Find how many lines of the listing include the string "Doch", and report only that figure.

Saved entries
----------------------------------------
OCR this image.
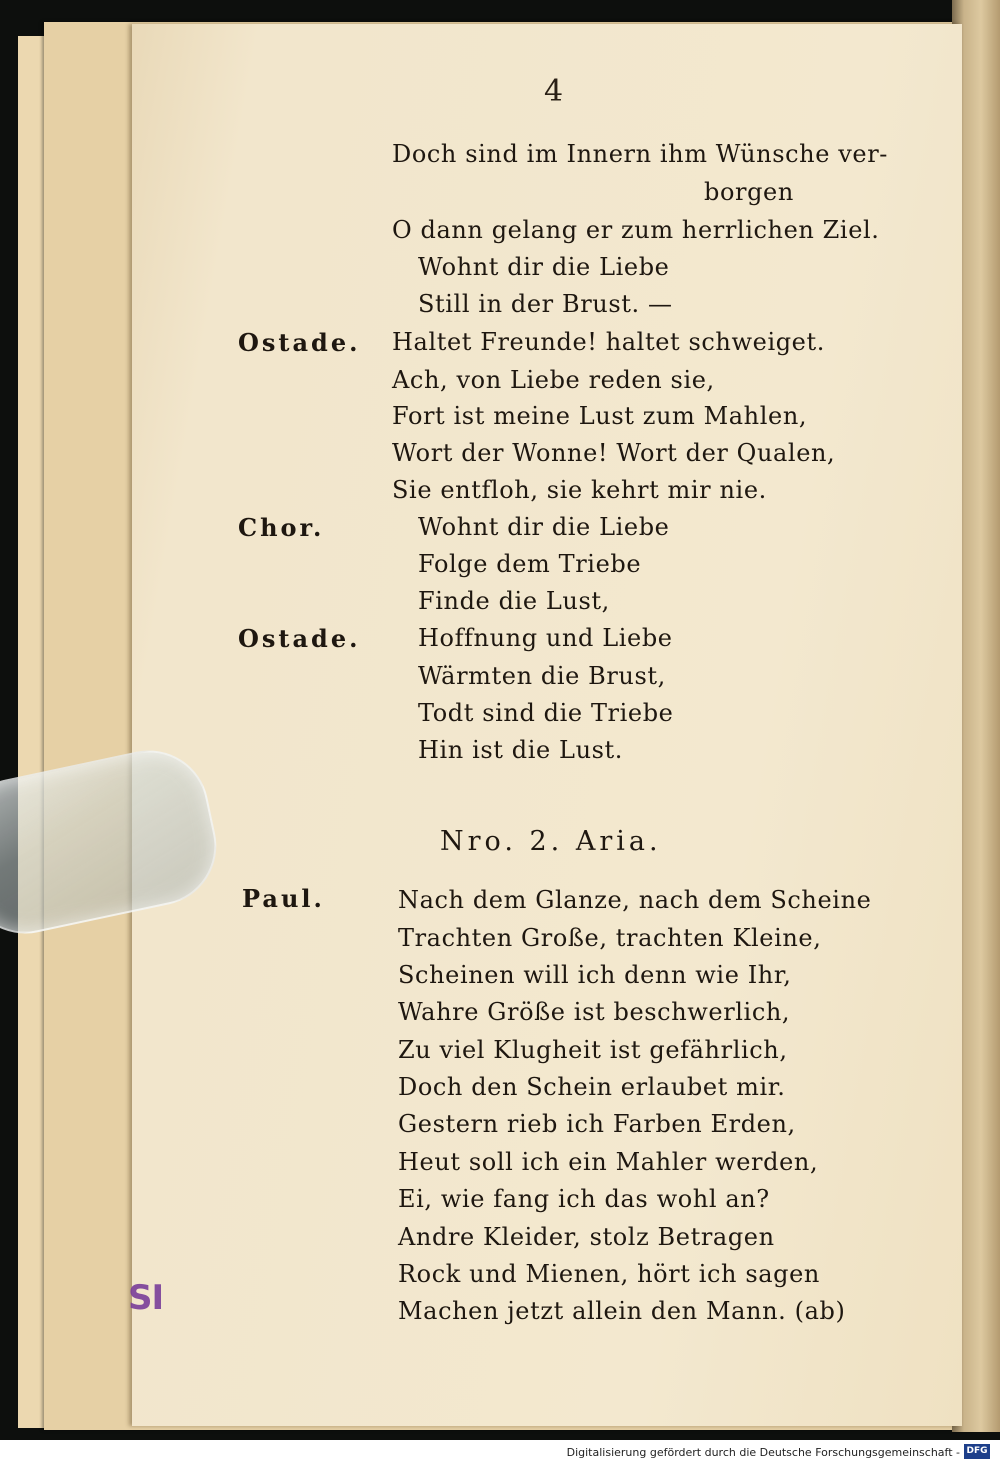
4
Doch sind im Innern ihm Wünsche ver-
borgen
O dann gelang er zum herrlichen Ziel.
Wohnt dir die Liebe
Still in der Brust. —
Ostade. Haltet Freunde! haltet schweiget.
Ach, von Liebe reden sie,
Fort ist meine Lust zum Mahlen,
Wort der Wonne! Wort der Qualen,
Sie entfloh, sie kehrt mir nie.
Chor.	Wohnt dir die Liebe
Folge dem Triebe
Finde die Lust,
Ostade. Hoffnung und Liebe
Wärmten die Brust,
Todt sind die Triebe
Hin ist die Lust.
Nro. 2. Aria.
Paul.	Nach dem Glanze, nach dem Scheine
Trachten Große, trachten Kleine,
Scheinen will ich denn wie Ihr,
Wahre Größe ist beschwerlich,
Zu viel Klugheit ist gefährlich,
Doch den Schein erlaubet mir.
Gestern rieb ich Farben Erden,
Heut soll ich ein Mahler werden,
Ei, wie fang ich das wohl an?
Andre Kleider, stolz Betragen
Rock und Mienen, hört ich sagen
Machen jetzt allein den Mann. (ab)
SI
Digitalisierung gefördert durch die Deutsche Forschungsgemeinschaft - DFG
----------------------------------------
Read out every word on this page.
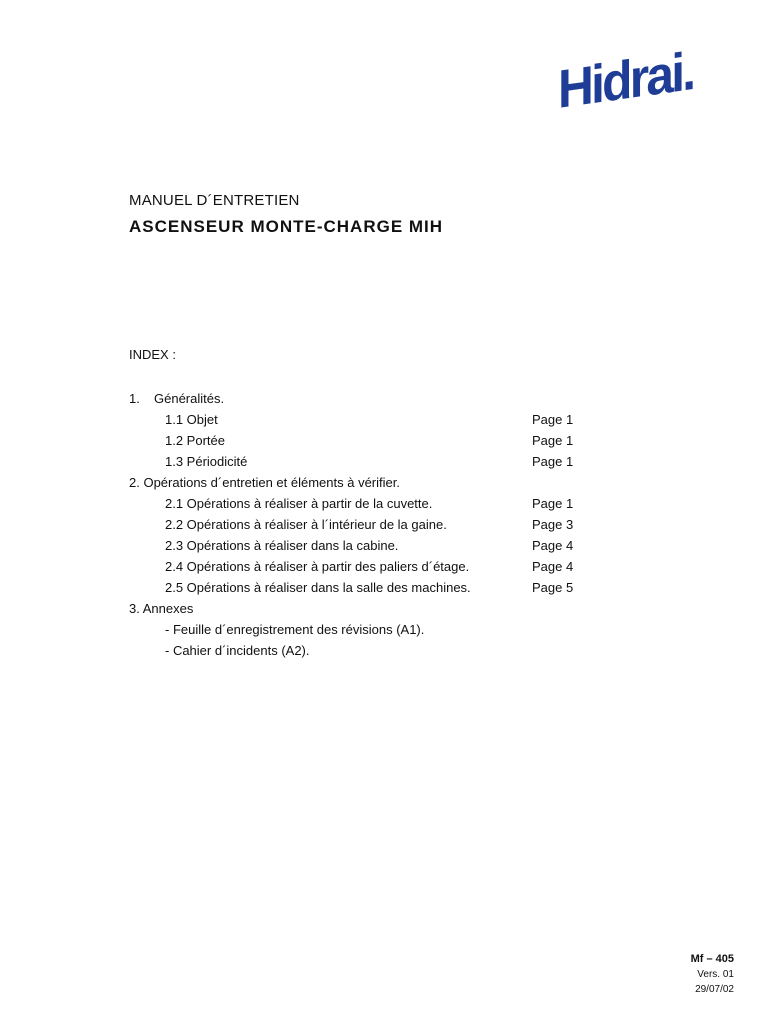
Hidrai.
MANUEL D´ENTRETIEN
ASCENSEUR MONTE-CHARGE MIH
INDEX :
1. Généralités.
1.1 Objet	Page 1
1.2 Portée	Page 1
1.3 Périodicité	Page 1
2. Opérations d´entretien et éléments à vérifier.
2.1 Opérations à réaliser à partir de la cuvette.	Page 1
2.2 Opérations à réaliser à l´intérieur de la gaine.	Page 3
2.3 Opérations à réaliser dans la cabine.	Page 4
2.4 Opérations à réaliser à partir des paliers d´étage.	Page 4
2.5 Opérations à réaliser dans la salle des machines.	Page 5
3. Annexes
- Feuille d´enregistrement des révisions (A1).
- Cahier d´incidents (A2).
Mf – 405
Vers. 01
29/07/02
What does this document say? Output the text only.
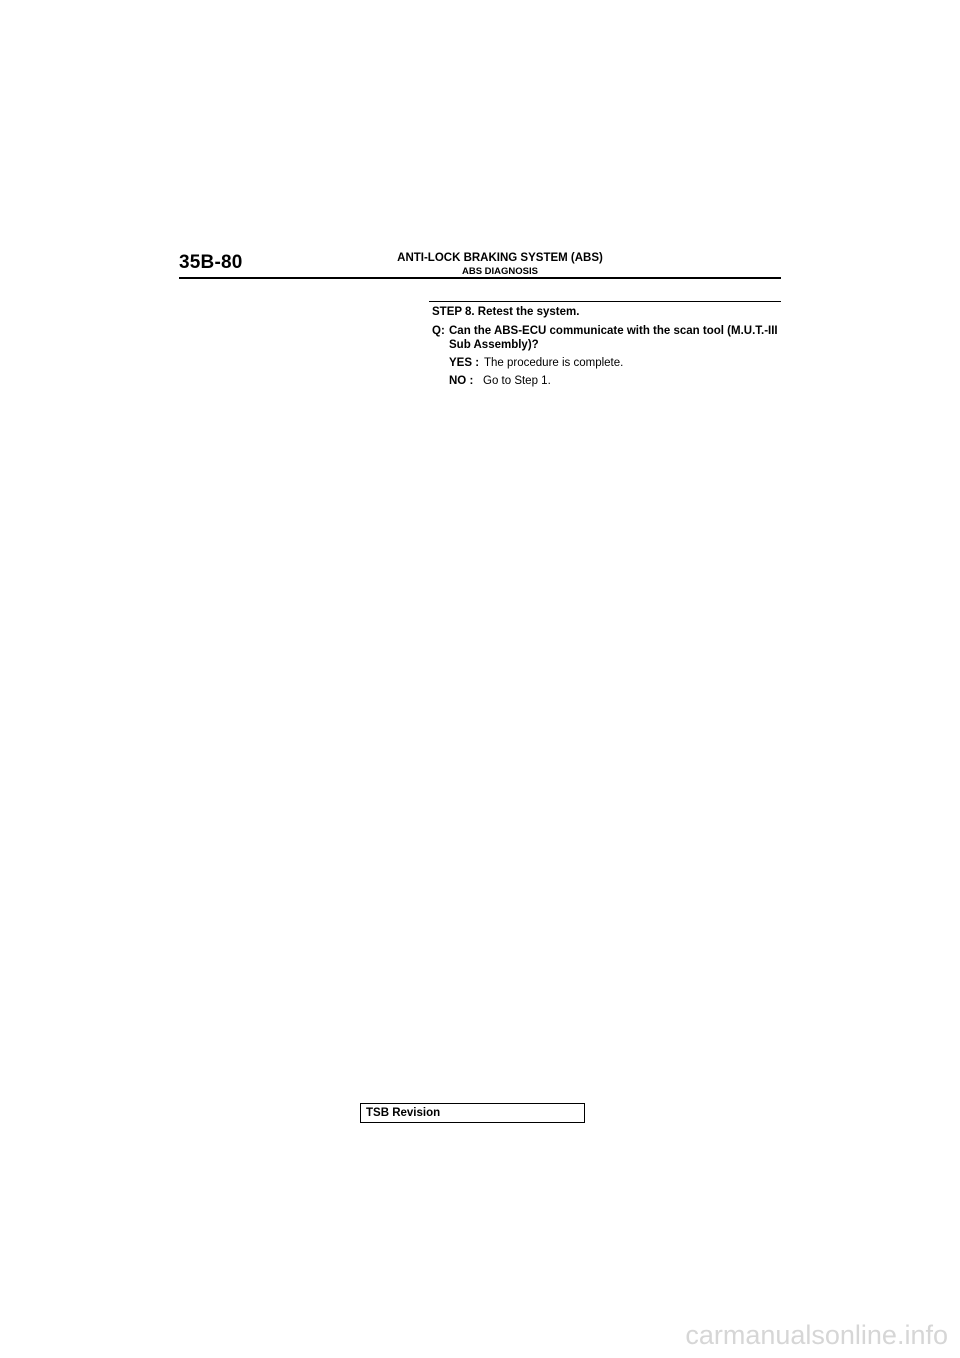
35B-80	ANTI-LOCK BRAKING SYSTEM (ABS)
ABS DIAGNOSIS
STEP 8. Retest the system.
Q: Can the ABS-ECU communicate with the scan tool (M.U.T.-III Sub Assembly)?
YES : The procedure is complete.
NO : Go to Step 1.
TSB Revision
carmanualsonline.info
----------------------------------------
» Answer for the task
2